**RECORDS SHOWN**
— START —
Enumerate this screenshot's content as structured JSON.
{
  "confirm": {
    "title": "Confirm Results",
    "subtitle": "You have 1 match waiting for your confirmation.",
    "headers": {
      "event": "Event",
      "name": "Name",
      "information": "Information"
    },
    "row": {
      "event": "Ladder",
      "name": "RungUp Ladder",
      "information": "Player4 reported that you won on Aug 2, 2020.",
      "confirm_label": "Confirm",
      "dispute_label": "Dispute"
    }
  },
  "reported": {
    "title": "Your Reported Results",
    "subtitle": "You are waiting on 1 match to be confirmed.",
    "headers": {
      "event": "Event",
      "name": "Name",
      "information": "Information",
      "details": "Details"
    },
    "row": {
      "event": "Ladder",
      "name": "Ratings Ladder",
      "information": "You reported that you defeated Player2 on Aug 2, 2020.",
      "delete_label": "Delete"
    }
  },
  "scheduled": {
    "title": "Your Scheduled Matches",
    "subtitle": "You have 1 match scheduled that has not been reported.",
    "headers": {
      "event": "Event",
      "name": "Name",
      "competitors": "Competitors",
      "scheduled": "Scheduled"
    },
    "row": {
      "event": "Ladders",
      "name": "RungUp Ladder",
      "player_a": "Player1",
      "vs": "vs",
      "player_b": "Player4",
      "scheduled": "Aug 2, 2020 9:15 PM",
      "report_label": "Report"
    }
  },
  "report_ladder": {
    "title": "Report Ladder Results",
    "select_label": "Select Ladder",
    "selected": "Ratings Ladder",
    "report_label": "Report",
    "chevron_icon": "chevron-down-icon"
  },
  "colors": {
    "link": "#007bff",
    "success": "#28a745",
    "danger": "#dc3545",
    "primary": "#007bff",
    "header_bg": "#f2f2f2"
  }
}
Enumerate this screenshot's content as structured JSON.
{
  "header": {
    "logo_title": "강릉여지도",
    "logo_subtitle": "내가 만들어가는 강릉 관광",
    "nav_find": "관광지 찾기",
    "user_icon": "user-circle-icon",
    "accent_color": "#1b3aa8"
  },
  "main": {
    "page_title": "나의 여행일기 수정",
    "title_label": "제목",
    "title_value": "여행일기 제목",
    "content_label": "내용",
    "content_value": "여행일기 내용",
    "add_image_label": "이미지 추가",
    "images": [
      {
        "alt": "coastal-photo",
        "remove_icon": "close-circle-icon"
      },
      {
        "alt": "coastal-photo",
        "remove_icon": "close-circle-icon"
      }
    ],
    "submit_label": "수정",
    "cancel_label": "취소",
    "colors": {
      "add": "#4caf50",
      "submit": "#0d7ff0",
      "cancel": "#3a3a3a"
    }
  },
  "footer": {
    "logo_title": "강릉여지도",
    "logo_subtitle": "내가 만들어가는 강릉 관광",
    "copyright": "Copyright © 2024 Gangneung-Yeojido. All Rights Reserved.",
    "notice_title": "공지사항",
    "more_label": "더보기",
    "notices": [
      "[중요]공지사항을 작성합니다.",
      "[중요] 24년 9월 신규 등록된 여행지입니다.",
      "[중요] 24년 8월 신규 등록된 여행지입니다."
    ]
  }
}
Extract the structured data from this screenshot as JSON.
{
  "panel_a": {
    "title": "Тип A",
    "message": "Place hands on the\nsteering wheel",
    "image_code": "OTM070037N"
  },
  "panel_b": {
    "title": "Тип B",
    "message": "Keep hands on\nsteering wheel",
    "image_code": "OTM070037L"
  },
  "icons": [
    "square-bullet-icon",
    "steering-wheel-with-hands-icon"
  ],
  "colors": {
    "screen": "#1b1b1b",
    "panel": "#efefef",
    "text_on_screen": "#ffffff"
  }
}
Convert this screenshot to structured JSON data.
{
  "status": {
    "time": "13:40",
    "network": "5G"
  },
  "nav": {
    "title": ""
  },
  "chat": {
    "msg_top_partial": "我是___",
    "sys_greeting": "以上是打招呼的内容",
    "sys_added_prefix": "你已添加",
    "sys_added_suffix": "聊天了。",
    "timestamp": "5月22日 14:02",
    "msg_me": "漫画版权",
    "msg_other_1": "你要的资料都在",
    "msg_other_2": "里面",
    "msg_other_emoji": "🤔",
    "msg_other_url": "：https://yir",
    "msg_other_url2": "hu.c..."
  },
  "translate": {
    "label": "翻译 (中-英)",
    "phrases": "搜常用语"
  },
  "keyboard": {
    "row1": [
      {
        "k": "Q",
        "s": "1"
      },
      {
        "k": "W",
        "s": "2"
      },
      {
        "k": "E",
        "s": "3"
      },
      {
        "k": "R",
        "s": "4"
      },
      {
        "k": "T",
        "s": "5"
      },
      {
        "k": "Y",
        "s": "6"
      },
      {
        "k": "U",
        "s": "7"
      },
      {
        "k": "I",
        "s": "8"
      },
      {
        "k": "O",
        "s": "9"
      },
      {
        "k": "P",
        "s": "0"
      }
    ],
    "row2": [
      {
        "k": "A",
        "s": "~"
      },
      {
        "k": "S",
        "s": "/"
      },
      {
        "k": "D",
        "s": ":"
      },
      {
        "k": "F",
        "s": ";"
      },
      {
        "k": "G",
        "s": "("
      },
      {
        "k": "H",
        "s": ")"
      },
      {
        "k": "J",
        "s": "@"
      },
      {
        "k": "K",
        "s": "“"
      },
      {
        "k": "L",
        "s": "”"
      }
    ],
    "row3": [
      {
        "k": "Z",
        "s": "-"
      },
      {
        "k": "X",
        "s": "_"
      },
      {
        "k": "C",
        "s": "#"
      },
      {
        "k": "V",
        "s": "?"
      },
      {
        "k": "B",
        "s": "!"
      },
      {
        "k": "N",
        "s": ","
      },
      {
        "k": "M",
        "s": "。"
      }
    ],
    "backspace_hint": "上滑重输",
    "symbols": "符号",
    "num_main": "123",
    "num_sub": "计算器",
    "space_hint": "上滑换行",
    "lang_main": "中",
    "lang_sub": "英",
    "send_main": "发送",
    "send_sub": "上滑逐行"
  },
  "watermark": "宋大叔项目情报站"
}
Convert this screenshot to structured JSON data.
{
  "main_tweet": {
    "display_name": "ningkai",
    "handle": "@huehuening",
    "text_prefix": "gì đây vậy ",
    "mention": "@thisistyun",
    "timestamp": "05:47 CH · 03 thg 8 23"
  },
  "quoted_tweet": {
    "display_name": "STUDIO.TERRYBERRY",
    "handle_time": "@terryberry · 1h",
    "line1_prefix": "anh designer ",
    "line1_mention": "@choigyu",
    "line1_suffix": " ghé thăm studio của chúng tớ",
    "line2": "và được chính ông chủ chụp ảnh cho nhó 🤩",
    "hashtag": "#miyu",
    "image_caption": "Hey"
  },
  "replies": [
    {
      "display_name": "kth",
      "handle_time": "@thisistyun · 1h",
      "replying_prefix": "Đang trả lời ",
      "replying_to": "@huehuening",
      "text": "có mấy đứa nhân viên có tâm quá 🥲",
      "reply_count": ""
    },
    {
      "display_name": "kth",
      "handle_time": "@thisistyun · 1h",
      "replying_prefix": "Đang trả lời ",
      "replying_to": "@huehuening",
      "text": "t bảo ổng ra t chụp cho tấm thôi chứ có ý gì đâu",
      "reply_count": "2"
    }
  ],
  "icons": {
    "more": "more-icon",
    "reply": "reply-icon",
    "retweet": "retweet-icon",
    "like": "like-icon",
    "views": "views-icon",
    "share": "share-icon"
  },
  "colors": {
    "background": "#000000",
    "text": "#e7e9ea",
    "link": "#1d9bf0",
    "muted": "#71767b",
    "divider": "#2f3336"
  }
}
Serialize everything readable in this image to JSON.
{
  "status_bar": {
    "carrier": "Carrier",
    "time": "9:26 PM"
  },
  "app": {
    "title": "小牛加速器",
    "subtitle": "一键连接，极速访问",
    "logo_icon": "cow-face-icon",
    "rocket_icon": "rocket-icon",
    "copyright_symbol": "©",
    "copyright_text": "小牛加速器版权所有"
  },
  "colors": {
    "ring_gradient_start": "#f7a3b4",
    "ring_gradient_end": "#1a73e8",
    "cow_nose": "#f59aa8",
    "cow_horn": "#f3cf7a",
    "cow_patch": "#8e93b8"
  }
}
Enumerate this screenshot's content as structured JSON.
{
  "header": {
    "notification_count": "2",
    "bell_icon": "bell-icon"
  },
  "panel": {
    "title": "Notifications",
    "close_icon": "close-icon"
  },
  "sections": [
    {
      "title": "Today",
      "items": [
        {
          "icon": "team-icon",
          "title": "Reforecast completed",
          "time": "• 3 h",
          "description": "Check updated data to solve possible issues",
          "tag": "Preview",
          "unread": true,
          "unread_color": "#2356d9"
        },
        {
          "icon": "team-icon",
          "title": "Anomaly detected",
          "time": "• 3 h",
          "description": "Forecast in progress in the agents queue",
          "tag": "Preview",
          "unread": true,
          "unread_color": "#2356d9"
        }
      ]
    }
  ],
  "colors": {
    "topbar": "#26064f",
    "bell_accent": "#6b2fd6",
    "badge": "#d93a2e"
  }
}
— END —
**GIVEN PROBLEM**
Check each line of the records for the word "wheel", and show the lines that contain it.

**EXERCISE ANSWER**
    "message": "Place hands on the\nsteering wheel",
    "message": "Keep hands on\nsteering wheel",
    "steering-wheel-with-hands-icon"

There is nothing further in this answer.